PROBLEM REQUIREMENTS - Please put the data between the lines holding "745, 328, 787]" and "paragraph-power-loss: Полное прекращение", inclusive, into a numbered list, leaving out any blank lines.

DATA ROWS -
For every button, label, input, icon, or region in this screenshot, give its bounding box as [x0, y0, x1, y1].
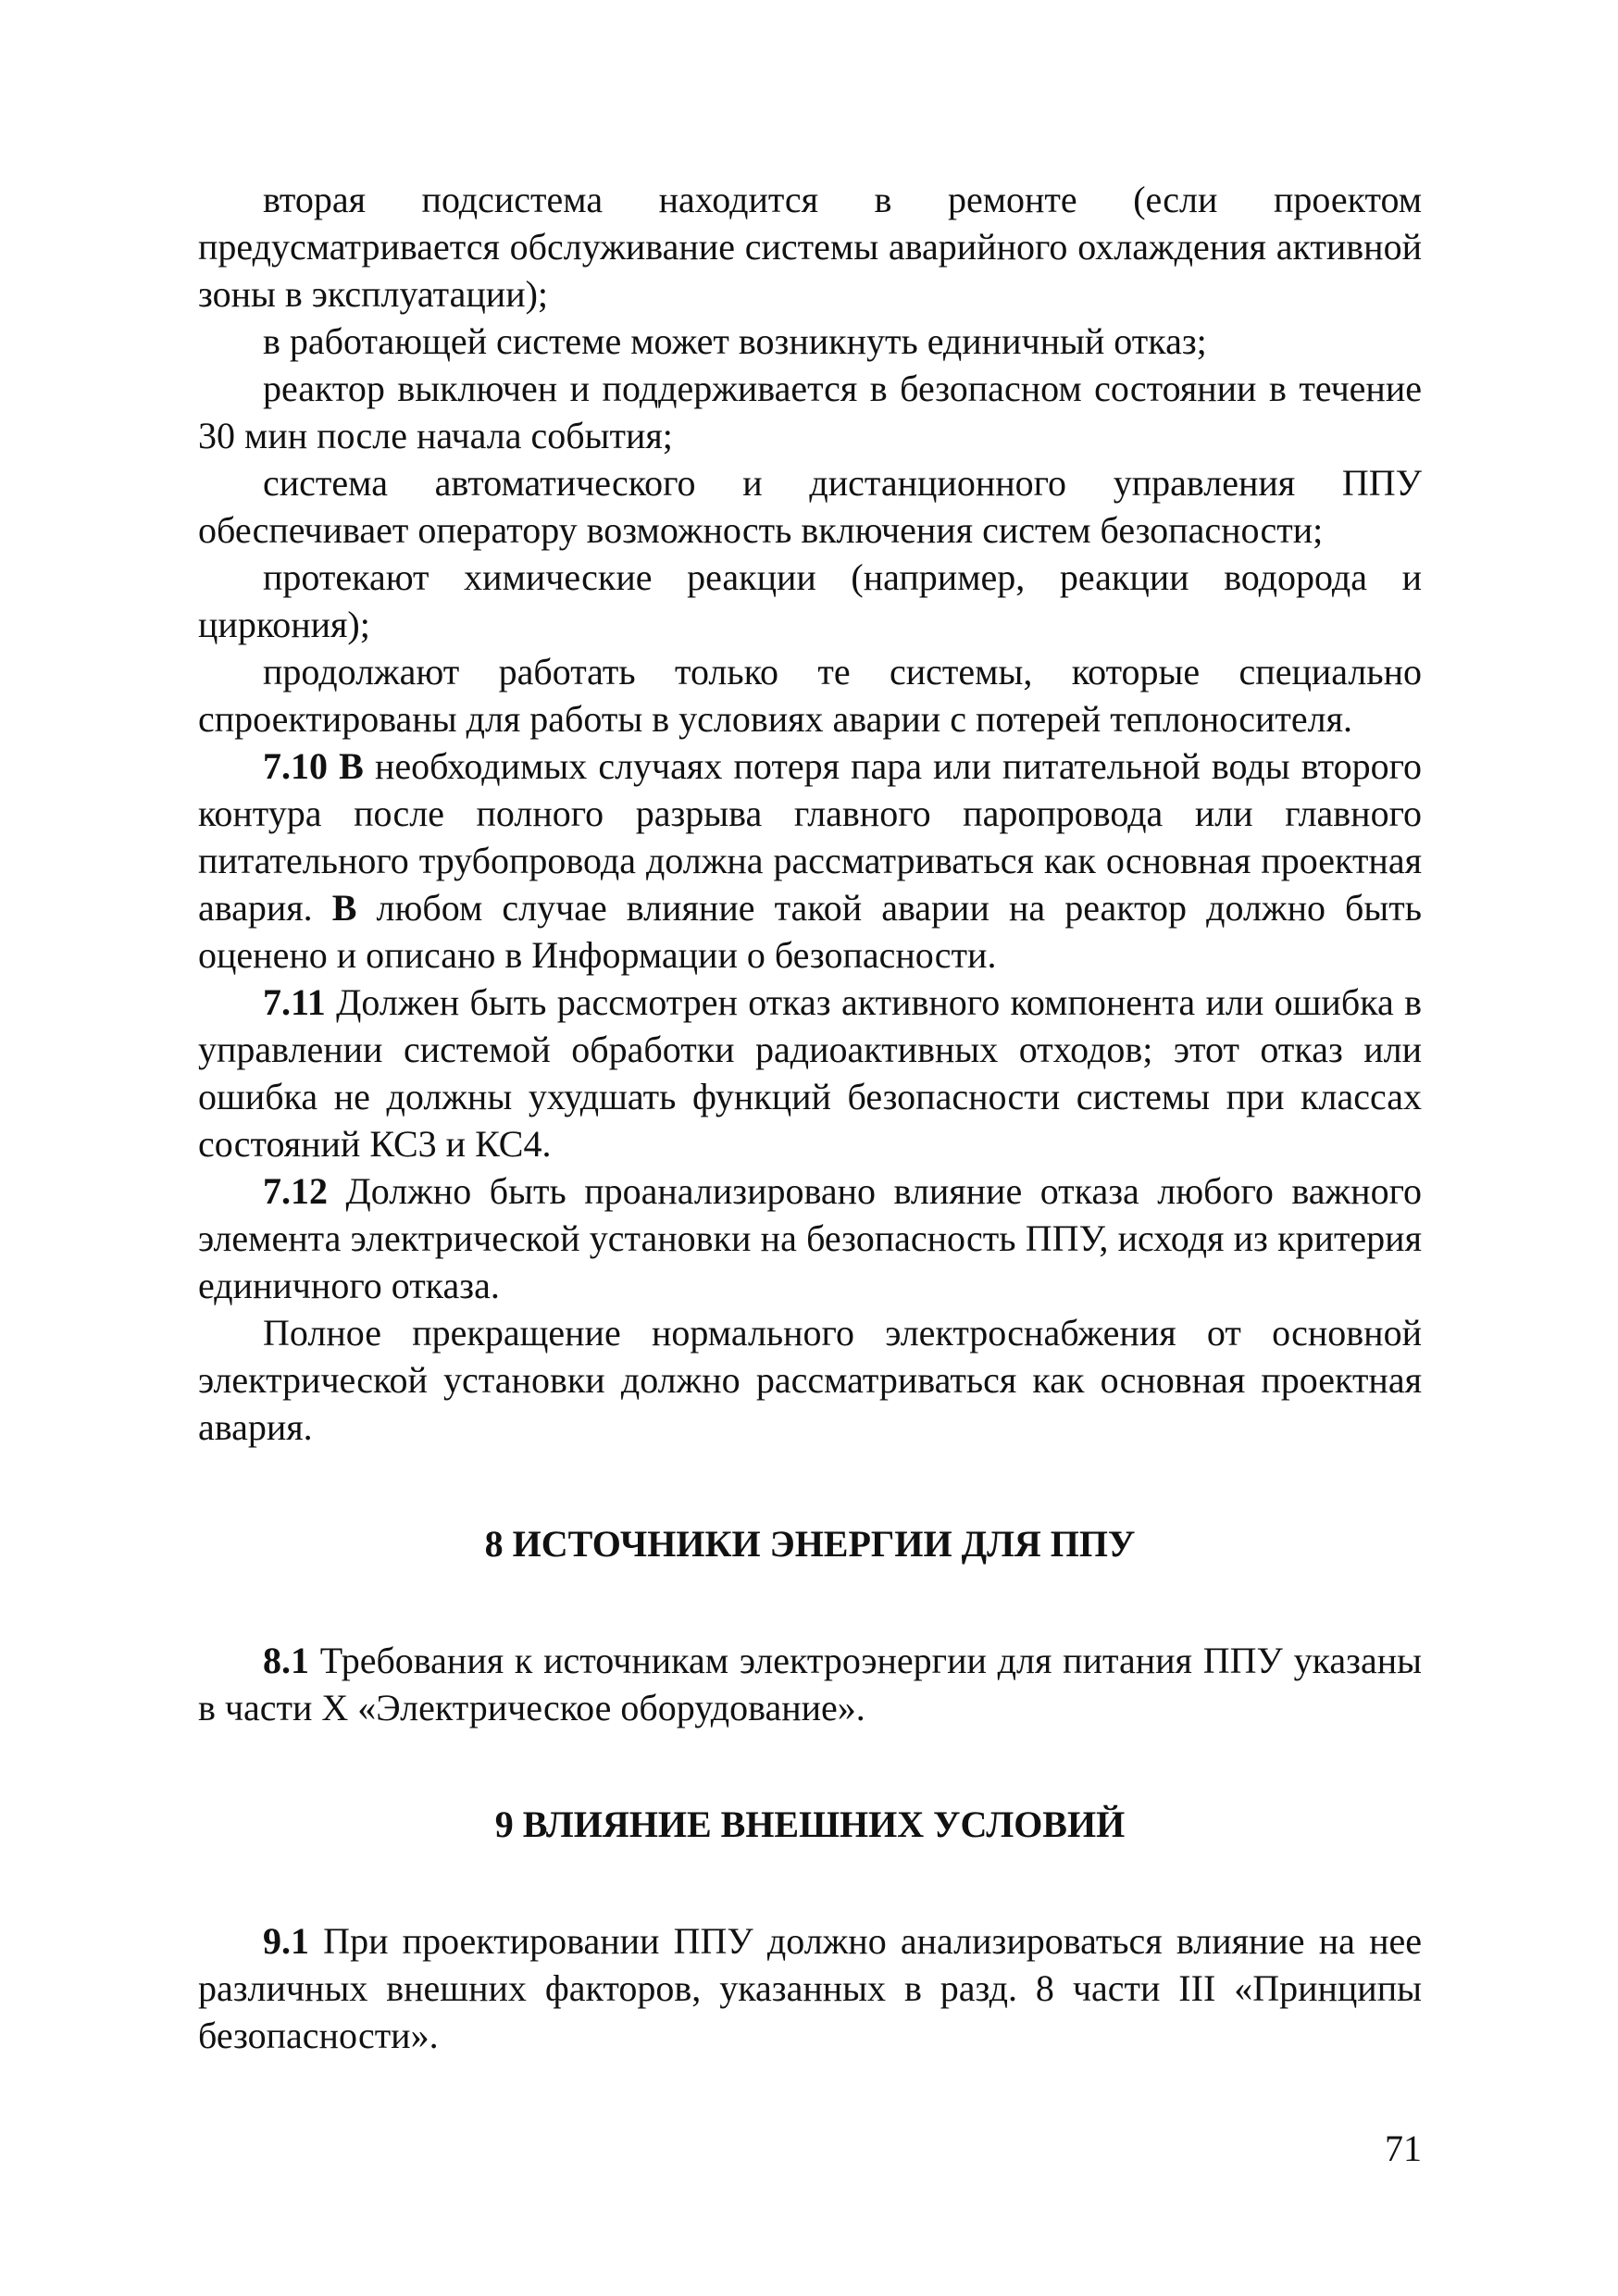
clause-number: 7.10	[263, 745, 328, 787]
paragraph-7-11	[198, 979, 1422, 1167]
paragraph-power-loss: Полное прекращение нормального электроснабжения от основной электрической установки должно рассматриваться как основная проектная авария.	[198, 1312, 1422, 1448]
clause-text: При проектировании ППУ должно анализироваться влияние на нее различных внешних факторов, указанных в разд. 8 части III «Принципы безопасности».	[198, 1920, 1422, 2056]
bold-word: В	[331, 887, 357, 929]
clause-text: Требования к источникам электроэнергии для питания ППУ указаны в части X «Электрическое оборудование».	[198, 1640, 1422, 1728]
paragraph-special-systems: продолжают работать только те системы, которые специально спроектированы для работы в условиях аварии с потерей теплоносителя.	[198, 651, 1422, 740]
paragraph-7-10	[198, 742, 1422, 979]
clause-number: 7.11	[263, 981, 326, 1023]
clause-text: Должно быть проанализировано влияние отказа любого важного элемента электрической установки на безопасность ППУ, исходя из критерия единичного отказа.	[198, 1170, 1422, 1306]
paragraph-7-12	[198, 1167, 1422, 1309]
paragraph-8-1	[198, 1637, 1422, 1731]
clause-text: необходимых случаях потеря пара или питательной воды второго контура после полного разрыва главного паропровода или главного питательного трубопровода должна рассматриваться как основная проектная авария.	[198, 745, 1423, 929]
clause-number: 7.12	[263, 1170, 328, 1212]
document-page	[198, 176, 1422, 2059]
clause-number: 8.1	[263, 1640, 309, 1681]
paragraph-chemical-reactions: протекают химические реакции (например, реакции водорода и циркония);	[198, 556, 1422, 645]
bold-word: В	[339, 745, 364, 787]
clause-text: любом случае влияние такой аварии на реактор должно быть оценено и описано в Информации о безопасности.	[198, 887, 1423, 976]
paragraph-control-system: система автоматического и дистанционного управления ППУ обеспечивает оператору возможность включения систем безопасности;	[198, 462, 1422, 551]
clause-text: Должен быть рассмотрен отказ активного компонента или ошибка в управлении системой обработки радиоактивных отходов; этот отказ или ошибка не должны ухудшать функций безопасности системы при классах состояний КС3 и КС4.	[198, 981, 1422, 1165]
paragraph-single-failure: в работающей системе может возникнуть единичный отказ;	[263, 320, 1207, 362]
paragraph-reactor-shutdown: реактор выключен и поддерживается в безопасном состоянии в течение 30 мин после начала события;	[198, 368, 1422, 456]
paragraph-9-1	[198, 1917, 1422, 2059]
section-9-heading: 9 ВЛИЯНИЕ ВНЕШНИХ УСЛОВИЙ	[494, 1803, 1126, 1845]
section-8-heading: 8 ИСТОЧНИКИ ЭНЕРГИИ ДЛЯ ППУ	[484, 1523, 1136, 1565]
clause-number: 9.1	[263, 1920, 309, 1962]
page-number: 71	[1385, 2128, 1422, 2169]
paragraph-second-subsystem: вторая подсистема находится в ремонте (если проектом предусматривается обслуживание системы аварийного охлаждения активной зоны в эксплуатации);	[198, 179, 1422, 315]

THE OUTPUT -
1. clause-number: 7.10	[263, 745, 328, 787]
2. paragraph-7-11	[198, 979, 1422, 1167]
3. paragraph-power-loss: Полное прекращение нормального электроснабжения от основной электрической установки должно рассматриваться как основная проектная авария.	[198, 1312, 1422, 1448]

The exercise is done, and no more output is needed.